_EXCERPT TO READ_
--- begin ---

# My latest build, Moebius 2001 Moon Bus



## rkoenn (Dec 18, 2007)

Here are some pics of my Moebius 2001 Moon Bus. It has been on the bench for 3+ weeks along with the AMT USS Reliant. Both consumed a fair amount of my hobby time recently. I used the aftermarket decals and some photo etch parts. I might do some more fine detailing before packing it up for the Fest.


----------



## IanWilkinson (Apr 23, 2010)

Great build and paint-up Bob!... love the interior detail you got in there!.. superb


----------



## BOXIE (Apr 5, 2011)

Inspiring1 makes me want to rebuild my old model


----------



## Cro-Magnon Man (Jun 11, 2001)

Excellent with great weathering and toning - it just needs a scenic diorama to look perfect.

--- end ---

_EXTRACTED MATERIAL_
--- begin ---

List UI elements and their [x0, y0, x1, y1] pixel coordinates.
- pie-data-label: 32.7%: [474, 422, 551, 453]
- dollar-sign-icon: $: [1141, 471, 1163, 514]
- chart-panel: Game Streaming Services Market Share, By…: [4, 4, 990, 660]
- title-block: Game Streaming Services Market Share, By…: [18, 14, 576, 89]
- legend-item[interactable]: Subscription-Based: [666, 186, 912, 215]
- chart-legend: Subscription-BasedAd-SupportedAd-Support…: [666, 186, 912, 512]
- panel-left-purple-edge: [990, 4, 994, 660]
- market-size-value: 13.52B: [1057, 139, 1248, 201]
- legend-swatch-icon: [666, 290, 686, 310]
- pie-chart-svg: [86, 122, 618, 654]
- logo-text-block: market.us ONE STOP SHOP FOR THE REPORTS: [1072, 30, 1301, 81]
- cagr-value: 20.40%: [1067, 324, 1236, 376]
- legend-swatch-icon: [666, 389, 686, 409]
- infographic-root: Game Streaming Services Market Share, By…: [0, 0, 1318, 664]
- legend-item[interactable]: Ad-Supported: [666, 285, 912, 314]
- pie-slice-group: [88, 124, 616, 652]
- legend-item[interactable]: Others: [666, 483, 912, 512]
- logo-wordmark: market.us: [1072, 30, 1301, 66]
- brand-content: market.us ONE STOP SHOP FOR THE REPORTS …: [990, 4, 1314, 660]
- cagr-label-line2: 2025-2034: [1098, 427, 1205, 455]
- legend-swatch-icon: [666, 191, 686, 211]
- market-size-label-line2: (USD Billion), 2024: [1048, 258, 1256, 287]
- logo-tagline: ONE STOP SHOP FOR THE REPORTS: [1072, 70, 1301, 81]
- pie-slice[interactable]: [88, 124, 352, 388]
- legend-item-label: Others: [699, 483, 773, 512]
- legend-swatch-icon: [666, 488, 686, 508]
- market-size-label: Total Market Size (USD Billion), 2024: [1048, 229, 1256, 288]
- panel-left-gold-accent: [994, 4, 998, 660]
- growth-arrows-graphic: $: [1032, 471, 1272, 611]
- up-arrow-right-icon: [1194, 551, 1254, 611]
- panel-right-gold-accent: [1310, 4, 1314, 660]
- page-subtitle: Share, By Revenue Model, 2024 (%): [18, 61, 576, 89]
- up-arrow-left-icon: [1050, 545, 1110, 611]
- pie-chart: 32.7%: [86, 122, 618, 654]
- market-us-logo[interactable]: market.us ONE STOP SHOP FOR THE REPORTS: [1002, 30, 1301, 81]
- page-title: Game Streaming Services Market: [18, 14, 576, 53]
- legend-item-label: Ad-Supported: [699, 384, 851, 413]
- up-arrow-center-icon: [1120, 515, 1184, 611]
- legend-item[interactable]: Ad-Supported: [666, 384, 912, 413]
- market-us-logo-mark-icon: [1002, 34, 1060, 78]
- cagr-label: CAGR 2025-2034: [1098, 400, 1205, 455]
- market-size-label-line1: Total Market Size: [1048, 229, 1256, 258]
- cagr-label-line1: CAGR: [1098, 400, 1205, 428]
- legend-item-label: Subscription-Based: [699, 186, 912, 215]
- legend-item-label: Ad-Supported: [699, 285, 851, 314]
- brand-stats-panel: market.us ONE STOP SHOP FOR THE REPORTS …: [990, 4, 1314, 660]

--- end ---

_WRITTEN REQUEST A_
Answer these questions using the Moon Bus build thread:
(i) According to the opening post, how long has the Moon Bus been on the bench?
(ii) Which other model shared the bench with it during that time?
(iii) What does the final reply say the build needs to look perfect?
_WRITTEN REQUEST B_
In the Moon Bus build thread, recast the paragraph beginning "Here are some pics of my Moebius 2001 Moon Bus" as a concise bulleted list that keeps its main facts.
_WRITTEN REQUEST C_
Carry on the Moon Bus build thread from its final reply onward.

_OUTPUT A_
(i) More than three weeks ("3+ weeks").
(ii) The AMT USS Reliant.
(iii) A scenic diorama.

_OUTPUT B_
- Photos of the Moebius 2001 Moon Bus build
- On the bench for more than three weeks, alongside the AMT USS Reliant; both took up much recent hobby time
- Built with aftermarket decals and some photo-etch parts
- More fine detailing possible before it is packed up for the Fest

_OUTPUT C_
----------



## miniature sun (May 1, 2005)

Good job :thumbsup:

A base would be the icing on the cake


----------



## Mark McGovern (Apr 25, 1999)

Nice, clean work, rk!


----------



## SteveR (Aug 7, 2005)

Looking good!


----------



## armymedic80 (Aug 11, 2010)

Moonbus is an awesome model. Good job on yours!


----------



## SJF (Dec 3, 1999)

Superb work, Bob! :thumbsup:

Sean


----------



## Dr. Brad (Oct 5, 1999)

Great job, Bob!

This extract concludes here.